BEGIN Records for this task

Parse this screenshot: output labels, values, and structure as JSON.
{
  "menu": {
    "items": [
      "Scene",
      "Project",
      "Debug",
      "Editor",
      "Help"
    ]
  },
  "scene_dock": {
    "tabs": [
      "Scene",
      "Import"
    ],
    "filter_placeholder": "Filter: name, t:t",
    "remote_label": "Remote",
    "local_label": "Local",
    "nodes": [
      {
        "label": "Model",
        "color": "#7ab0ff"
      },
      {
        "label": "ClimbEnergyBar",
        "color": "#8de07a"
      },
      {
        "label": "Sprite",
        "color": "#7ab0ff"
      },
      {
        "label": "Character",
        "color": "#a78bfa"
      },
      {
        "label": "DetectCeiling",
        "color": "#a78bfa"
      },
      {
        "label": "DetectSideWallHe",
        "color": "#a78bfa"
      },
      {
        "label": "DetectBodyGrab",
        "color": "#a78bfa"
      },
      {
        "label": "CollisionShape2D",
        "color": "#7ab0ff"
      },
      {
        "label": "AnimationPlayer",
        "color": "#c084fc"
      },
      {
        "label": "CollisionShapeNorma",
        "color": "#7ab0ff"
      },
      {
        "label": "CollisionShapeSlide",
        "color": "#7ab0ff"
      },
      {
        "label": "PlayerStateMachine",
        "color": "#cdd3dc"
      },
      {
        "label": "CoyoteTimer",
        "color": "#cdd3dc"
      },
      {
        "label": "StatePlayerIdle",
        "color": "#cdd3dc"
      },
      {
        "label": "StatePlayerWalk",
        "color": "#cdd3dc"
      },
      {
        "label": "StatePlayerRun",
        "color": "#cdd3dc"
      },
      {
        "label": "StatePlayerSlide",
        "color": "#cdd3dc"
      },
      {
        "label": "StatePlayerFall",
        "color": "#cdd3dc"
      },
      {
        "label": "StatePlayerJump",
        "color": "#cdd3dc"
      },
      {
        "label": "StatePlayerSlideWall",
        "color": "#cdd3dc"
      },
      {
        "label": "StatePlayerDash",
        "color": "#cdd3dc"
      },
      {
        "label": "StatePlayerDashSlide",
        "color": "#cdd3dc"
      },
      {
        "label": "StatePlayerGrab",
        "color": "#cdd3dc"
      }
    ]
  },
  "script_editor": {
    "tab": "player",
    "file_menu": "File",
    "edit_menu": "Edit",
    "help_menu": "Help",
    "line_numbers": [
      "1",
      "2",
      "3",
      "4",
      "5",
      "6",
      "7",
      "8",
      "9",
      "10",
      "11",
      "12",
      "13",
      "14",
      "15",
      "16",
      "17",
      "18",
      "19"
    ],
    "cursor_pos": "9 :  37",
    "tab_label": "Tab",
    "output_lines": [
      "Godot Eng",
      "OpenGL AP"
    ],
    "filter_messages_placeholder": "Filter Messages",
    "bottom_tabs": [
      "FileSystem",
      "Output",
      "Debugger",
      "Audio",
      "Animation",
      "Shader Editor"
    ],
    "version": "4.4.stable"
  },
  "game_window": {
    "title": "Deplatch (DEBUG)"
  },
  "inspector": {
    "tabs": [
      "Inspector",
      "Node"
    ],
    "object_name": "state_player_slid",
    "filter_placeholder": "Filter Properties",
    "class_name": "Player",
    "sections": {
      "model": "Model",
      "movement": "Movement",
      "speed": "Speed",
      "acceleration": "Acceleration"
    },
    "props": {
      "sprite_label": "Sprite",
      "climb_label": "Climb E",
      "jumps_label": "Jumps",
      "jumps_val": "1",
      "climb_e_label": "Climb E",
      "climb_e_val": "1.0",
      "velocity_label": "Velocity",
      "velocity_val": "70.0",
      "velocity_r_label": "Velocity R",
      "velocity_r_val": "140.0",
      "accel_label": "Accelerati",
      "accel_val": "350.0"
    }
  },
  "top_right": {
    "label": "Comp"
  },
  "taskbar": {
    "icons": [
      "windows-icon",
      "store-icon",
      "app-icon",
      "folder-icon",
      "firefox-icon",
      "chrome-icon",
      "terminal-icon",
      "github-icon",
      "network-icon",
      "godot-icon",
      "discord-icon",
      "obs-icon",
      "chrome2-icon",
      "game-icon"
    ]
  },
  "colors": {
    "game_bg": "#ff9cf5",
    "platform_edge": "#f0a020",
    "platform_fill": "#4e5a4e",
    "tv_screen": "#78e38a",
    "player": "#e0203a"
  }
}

END Records for this task
BEGIN Records for this task

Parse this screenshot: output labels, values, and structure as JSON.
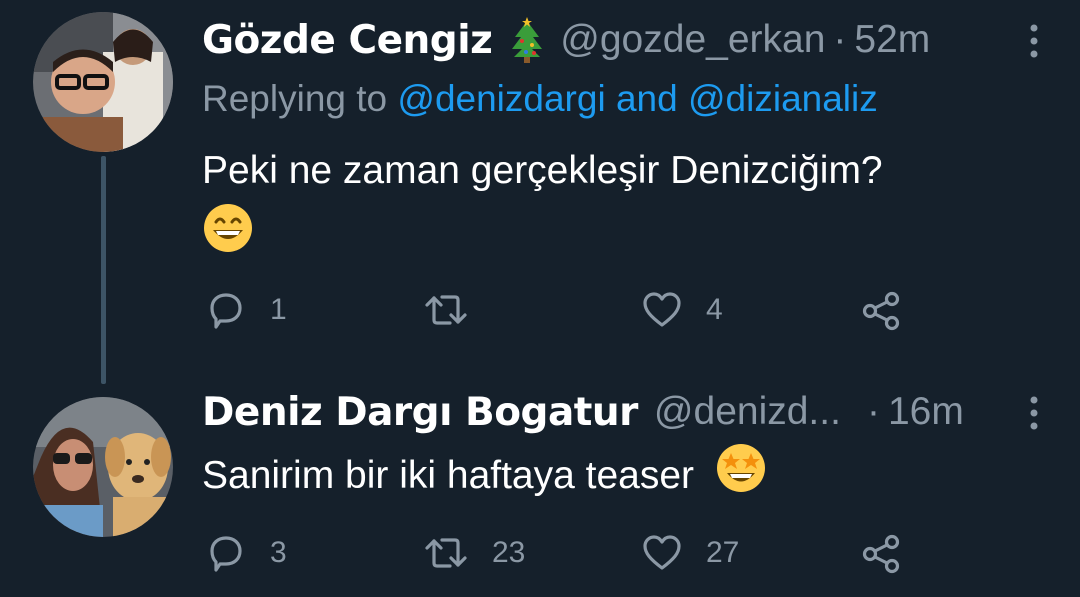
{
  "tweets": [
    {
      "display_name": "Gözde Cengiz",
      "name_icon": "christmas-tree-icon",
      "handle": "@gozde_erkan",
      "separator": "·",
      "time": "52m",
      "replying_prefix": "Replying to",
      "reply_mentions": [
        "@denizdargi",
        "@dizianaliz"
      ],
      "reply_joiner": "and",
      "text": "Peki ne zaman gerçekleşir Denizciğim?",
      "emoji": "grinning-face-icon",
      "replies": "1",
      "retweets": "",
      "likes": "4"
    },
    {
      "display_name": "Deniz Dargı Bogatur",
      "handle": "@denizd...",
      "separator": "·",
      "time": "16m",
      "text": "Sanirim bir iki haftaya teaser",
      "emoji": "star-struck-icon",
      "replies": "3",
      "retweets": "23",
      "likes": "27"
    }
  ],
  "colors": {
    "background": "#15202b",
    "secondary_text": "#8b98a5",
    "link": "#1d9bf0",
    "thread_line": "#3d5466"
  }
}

END Records for this task
BEGIN Records for this task

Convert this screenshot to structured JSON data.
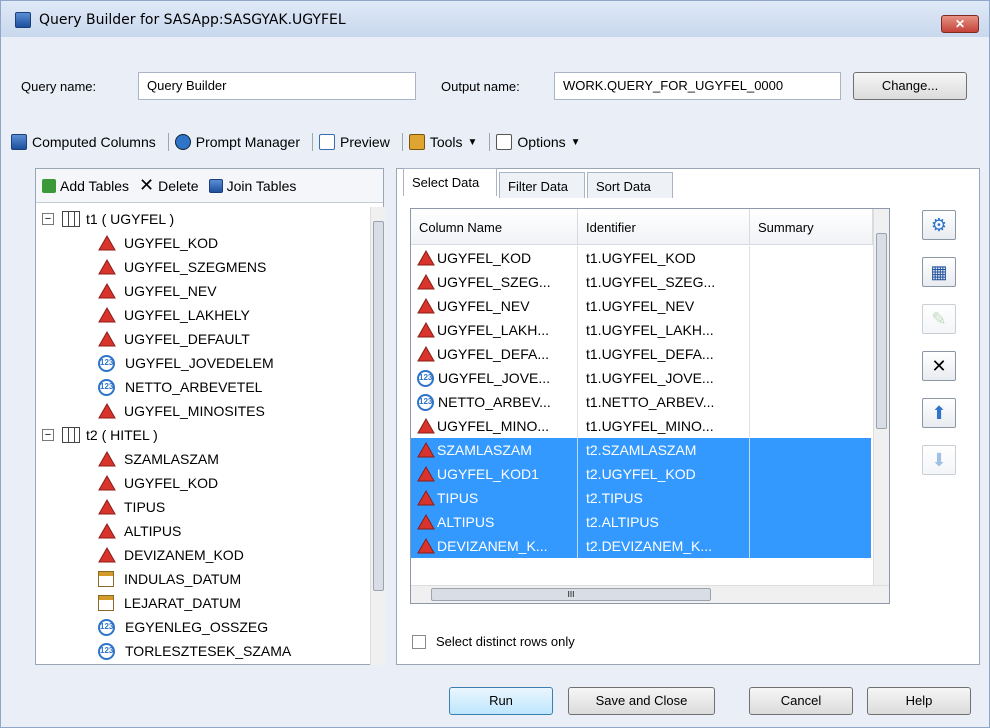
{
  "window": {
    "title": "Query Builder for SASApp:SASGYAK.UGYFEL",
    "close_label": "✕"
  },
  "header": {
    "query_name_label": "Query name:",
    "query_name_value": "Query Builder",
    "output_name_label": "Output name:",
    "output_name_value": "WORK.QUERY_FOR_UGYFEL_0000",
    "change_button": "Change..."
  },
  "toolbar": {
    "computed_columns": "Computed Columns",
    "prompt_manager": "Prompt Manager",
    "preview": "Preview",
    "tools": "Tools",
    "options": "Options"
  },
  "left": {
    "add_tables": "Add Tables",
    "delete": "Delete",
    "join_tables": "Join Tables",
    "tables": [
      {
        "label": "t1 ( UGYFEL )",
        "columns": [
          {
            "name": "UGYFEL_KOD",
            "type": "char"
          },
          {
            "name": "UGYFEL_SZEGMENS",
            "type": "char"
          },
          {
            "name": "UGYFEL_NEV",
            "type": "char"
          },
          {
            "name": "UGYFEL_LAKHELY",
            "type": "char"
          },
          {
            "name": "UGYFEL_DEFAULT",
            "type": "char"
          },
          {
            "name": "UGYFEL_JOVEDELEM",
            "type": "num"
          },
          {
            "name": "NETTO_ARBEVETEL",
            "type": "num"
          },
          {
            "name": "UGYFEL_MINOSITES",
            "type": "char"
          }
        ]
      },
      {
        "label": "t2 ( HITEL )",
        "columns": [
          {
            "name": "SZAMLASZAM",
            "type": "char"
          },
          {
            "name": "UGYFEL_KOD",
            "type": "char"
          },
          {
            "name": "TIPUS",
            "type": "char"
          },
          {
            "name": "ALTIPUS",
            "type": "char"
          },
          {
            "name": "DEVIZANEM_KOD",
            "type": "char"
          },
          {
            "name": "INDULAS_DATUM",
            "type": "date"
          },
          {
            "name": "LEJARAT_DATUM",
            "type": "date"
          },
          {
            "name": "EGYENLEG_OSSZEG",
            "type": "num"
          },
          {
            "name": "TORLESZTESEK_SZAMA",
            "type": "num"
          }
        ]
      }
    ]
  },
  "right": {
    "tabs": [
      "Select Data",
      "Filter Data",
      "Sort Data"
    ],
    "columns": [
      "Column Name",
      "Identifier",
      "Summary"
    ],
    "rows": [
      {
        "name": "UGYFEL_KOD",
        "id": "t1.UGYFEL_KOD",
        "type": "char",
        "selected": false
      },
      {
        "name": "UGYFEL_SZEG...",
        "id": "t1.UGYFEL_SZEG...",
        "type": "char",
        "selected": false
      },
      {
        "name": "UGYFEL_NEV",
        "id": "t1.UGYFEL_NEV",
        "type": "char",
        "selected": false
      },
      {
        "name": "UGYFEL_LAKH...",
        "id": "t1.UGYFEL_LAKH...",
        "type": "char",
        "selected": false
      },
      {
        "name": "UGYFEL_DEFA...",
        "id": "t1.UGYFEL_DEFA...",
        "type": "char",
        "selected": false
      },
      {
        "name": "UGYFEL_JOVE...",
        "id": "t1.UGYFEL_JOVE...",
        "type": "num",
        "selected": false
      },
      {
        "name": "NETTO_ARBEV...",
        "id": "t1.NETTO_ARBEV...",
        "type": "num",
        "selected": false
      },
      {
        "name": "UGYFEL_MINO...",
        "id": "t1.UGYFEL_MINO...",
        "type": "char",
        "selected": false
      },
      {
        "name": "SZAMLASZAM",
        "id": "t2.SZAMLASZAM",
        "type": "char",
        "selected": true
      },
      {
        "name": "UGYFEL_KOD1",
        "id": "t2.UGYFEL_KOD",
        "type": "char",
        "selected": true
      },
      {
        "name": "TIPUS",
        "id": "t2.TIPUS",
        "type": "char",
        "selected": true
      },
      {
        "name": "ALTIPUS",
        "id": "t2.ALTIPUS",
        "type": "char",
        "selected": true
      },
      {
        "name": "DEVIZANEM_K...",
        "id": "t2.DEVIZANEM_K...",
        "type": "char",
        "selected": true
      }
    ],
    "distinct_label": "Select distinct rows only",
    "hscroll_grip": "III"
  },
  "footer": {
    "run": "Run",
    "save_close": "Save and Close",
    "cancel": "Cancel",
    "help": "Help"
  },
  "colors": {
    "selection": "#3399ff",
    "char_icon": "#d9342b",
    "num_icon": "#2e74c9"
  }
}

END Records for this task

» Prompt
Which lines include "SZAMLASZAM"? Copy each of them out.

» Task output
            "name": "SZAMLASZAM",
        "name": "SZAMLASZAM",
        "id": "t2.SZAMLASZAM",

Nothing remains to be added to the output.